Short problem: Identify every line in the records below that contains the word "внизу", and copy each of those lines.

Stored records:
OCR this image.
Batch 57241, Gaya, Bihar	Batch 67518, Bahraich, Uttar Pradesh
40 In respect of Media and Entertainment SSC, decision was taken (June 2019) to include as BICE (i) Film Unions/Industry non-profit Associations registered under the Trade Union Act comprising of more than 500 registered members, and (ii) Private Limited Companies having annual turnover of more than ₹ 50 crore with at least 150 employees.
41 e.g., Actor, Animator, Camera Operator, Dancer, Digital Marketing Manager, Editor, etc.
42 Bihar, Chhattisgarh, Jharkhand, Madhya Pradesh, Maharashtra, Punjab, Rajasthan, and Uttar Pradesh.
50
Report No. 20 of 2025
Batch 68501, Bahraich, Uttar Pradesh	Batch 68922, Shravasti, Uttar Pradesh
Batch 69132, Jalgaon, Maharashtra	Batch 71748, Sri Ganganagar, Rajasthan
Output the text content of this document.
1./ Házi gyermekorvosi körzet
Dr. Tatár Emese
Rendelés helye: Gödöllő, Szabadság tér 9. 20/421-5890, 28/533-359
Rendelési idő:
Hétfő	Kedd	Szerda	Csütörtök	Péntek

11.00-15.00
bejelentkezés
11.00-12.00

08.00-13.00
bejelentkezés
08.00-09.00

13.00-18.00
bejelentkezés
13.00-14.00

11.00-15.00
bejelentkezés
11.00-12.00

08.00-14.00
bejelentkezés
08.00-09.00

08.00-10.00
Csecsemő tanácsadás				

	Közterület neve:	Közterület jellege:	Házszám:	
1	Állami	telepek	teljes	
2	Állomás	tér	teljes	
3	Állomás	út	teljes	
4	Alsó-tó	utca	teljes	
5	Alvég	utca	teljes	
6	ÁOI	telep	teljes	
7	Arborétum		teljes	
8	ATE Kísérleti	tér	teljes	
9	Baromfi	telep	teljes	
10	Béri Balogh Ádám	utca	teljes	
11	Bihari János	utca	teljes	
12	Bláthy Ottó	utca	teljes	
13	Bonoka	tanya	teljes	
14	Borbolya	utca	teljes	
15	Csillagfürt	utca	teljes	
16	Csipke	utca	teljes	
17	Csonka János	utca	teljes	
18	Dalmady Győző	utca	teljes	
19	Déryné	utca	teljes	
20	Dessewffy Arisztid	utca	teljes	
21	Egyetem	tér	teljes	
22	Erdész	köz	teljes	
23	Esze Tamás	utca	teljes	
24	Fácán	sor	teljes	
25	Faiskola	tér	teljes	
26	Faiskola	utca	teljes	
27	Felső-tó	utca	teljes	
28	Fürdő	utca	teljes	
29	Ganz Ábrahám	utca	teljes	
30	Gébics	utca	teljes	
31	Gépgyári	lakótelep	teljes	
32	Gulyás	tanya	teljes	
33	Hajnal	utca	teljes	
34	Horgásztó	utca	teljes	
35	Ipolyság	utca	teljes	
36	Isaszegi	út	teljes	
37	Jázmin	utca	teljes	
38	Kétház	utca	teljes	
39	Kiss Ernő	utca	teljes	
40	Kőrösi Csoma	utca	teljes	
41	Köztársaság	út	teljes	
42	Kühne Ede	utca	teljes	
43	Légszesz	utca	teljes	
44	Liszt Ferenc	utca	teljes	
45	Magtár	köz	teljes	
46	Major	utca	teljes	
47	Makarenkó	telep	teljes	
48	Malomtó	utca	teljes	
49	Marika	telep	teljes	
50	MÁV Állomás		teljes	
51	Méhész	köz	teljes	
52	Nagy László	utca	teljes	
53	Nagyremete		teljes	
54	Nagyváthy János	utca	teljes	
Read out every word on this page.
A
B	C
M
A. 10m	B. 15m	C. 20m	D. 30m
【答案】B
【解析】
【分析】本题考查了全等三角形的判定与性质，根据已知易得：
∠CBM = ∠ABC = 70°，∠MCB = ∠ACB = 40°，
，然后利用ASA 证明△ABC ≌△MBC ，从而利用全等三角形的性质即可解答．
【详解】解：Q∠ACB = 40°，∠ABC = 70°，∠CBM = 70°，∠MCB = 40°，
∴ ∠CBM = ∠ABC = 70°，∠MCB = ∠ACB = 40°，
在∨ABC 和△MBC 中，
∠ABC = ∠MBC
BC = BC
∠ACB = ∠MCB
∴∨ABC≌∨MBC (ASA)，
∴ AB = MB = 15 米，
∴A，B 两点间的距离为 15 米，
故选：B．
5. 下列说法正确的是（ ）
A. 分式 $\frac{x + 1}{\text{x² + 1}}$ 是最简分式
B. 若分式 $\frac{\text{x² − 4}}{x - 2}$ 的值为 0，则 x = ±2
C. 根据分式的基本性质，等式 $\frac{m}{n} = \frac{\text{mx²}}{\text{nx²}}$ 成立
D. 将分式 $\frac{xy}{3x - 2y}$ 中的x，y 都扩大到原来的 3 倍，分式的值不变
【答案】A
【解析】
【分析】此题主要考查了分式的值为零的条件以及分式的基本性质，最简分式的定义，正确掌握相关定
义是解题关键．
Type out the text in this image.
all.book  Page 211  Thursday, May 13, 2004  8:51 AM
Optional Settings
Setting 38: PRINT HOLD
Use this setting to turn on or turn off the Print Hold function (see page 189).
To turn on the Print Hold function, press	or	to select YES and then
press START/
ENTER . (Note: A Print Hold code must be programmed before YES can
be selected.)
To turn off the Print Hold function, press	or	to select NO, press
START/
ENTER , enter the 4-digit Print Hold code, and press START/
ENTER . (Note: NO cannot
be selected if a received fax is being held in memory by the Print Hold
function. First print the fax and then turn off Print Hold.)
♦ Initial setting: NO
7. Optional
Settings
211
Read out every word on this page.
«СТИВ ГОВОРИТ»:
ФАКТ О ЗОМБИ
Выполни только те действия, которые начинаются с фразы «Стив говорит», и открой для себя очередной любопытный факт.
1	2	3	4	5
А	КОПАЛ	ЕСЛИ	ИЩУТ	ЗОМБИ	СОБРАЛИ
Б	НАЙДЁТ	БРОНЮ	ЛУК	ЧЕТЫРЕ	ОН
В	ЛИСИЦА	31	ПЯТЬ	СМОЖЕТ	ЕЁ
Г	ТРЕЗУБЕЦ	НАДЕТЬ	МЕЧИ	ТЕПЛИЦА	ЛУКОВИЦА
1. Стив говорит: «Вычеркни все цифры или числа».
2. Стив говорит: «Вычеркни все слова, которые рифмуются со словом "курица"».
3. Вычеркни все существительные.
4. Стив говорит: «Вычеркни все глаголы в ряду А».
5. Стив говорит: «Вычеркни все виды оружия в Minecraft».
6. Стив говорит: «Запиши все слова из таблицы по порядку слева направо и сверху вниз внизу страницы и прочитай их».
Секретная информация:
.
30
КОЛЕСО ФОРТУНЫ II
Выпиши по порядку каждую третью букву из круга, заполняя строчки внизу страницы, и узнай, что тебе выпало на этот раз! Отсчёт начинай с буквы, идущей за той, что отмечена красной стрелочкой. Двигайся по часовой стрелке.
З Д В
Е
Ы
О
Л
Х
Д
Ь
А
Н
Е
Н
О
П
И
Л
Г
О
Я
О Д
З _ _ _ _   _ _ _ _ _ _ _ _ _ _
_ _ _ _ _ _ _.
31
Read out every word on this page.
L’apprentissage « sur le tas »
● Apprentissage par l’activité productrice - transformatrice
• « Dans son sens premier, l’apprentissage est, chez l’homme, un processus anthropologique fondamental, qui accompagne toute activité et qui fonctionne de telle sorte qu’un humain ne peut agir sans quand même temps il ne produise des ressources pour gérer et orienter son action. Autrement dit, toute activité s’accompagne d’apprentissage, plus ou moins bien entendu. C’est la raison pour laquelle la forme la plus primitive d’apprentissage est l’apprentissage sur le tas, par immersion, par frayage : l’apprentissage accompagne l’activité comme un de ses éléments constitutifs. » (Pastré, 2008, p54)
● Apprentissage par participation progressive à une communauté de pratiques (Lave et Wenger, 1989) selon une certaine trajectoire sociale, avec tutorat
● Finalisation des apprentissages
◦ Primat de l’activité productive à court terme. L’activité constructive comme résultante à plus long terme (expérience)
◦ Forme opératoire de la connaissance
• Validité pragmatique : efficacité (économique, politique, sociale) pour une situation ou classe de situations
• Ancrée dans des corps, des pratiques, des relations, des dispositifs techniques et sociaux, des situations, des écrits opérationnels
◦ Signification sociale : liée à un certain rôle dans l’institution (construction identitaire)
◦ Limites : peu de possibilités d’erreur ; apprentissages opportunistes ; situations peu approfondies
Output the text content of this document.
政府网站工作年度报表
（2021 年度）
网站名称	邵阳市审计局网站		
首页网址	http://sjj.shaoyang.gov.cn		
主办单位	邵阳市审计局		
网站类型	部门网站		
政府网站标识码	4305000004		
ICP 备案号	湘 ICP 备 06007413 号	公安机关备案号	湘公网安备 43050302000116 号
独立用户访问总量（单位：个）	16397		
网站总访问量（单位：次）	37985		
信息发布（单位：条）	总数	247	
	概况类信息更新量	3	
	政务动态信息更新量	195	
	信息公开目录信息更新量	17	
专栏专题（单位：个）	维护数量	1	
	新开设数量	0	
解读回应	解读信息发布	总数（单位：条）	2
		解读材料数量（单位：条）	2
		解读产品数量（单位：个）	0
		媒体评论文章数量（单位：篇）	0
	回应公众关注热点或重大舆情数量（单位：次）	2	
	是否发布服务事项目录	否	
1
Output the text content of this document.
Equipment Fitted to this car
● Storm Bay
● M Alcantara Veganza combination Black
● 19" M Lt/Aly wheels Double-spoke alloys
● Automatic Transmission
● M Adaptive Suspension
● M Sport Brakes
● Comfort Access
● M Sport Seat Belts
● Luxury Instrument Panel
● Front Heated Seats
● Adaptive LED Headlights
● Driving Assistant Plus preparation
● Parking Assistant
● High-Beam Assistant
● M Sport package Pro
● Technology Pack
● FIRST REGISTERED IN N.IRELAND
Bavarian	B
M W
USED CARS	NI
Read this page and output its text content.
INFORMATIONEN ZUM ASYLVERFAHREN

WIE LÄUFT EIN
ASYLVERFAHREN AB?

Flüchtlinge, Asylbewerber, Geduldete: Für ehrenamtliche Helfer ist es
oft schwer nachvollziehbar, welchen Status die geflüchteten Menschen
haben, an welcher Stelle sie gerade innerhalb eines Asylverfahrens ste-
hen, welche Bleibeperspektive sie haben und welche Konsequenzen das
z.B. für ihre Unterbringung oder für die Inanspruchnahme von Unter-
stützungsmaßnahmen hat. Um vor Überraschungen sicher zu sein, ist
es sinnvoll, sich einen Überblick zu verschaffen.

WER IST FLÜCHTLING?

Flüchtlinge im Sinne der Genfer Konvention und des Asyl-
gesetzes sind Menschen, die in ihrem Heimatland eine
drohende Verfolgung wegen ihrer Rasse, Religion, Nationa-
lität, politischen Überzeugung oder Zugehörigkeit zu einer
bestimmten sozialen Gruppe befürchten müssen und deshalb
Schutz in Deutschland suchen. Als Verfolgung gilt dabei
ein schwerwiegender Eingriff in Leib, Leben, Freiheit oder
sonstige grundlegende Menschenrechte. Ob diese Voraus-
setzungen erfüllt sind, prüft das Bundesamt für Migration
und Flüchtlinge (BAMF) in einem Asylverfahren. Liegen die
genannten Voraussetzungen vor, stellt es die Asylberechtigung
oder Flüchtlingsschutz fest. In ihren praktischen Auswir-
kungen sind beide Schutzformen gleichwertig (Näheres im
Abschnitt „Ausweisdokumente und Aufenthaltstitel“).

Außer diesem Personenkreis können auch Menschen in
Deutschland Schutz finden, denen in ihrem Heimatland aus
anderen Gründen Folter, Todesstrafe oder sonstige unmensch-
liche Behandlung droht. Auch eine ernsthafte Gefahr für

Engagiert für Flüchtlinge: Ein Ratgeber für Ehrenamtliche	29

Answer to the exercise:
6. Стив говорит: «Запиши все слова из таблицы по порядку слева направо и сверху вниз внизу страницы и прочитай их».
Выпиши по порядку каждую третью букву из круга, заполняя строчки внизу страницы, и узнай, что тебе выпало на этот раз! Отсчёт начинай с буквы, идущей за той, что отмечена красной стрелочкой. Двигайся по часовой стрелке.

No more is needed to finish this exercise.